→ Exercise brief: Below are records; work out how many of their lines hold the string "周六全天" and give that number alone.

→ Dataset extract:
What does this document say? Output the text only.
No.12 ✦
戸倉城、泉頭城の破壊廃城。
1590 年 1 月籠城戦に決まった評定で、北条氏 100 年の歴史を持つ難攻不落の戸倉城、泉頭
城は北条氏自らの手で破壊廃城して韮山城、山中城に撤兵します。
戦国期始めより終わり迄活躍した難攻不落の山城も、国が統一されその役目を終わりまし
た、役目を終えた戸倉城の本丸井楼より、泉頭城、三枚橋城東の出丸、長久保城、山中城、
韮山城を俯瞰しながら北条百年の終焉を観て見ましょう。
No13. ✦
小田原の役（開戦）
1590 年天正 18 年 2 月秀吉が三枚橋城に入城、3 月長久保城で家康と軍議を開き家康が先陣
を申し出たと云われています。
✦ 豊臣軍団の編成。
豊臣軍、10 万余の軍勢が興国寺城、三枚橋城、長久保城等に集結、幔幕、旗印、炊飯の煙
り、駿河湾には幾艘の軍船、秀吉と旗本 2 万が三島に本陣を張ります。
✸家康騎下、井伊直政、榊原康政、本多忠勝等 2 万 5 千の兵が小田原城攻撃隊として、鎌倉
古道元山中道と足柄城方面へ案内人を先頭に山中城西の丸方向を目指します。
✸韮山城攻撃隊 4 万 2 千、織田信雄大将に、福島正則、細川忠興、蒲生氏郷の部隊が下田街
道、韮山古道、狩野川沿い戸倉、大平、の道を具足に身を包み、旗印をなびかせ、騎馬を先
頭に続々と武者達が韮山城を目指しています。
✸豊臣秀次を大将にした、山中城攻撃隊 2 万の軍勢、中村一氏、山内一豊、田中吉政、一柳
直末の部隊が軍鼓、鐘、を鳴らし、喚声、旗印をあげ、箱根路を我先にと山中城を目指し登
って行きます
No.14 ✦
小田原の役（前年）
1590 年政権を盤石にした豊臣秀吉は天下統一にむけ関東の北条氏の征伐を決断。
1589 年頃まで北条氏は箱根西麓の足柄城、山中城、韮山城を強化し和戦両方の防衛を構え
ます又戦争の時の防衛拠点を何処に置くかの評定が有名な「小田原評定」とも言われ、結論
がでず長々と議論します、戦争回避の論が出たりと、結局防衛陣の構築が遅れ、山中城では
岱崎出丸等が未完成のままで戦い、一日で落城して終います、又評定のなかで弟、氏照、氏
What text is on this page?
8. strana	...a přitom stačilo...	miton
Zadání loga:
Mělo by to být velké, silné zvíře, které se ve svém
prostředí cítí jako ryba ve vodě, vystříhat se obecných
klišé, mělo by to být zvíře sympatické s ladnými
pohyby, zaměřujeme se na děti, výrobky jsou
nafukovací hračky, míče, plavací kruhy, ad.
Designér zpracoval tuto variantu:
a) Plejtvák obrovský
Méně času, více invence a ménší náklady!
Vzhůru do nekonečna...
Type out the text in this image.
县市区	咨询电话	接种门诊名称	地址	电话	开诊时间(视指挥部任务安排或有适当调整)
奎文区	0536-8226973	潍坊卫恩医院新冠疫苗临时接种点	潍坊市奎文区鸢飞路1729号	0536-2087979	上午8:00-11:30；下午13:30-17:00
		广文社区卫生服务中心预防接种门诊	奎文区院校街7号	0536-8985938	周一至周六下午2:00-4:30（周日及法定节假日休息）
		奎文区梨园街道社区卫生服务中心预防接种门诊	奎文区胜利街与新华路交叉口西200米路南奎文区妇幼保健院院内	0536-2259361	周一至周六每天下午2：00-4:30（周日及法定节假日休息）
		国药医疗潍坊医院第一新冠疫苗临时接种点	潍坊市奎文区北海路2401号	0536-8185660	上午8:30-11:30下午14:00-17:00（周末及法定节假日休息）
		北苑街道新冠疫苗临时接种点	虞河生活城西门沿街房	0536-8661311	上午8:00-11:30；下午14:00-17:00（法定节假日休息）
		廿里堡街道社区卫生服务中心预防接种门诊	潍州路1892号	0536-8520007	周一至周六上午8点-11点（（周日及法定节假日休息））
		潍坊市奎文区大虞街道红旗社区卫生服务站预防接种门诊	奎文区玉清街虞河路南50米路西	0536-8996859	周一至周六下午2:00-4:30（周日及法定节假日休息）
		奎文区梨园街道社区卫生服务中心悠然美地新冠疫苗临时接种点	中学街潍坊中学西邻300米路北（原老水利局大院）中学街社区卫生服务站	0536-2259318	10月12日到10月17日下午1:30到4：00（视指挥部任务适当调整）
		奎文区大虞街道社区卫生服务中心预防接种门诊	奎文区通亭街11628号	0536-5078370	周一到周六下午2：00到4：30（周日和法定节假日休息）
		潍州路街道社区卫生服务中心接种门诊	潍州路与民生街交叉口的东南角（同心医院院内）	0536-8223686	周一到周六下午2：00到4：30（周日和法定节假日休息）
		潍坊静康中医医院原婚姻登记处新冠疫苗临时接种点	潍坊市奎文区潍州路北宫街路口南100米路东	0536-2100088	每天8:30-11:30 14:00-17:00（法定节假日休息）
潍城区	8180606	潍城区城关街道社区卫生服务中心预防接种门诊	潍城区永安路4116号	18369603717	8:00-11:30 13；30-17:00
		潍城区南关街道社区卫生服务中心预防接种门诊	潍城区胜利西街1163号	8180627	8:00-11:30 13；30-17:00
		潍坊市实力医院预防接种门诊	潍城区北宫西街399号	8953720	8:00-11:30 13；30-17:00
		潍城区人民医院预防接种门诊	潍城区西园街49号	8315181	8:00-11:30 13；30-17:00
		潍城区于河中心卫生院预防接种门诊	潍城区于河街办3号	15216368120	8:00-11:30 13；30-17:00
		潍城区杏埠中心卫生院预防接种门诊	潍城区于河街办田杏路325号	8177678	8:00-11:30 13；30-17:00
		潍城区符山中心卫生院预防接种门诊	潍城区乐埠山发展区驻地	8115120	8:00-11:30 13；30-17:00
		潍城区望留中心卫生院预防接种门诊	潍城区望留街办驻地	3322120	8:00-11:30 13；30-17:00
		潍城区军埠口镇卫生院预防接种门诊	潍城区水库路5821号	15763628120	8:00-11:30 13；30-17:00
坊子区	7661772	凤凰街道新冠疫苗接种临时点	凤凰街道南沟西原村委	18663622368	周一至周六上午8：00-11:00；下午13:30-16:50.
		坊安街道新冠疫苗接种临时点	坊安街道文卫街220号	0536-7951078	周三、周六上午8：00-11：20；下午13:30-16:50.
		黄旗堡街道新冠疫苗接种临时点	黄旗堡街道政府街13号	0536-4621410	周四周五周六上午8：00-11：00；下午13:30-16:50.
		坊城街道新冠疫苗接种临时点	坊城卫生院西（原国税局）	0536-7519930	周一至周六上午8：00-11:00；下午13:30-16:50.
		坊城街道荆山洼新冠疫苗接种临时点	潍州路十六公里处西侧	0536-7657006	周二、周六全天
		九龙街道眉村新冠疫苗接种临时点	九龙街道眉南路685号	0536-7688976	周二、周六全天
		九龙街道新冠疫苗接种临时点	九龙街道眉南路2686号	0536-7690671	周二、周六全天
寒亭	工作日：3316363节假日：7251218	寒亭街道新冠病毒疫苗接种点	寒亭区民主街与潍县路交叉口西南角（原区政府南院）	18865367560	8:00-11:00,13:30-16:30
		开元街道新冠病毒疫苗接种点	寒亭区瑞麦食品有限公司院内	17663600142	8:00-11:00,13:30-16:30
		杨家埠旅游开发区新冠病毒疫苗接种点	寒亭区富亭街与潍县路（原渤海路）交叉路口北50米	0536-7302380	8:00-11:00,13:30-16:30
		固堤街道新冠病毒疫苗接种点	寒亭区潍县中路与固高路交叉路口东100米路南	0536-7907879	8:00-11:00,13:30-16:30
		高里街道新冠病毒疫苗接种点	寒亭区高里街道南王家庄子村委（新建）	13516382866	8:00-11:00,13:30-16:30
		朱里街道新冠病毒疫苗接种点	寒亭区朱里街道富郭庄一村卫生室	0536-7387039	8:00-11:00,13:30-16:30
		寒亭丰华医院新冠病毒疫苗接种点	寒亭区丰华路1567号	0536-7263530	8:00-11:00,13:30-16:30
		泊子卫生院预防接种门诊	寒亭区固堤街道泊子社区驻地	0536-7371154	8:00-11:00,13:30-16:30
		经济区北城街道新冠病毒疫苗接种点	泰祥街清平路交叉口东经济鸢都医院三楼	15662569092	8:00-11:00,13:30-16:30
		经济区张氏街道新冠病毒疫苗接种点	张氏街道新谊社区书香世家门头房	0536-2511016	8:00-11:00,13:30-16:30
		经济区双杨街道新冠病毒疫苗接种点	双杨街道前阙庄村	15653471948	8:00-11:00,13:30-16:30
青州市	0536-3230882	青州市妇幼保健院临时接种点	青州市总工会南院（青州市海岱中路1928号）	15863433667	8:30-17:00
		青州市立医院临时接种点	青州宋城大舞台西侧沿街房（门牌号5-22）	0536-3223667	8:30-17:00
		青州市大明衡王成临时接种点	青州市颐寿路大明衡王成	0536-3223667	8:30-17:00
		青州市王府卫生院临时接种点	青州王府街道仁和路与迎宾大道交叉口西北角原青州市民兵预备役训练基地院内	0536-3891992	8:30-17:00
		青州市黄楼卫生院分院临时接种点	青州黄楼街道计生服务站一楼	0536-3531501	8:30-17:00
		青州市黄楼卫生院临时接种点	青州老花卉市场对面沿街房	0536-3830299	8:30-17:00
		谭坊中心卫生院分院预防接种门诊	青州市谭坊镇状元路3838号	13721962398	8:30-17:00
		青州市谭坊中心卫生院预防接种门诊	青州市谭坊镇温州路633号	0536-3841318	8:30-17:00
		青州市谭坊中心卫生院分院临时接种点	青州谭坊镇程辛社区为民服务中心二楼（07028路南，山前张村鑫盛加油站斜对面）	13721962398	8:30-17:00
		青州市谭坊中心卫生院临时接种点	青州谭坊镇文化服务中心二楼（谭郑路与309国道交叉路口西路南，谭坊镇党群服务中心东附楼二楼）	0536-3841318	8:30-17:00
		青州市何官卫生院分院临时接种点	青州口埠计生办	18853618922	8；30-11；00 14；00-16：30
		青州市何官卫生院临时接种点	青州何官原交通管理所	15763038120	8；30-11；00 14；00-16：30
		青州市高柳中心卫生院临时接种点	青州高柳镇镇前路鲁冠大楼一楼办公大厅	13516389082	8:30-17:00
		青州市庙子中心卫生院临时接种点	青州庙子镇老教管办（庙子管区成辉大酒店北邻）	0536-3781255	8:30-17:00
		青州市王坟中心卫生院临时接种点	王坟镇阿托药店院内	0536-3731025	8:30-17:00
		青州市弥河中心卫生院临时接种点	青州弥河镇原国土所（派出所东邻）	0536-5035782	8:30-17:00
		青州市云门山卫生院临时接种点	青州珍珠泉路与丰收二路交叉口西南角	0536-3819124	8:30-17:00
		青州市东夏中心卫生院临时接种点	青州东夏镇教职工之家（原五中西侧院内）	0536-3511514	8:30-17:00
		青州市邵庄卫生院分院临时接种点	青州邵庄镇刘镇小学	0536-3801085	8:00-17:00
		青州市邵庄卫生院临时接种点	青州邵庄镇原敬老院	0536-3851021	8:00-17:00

→ Solution for this problem: 3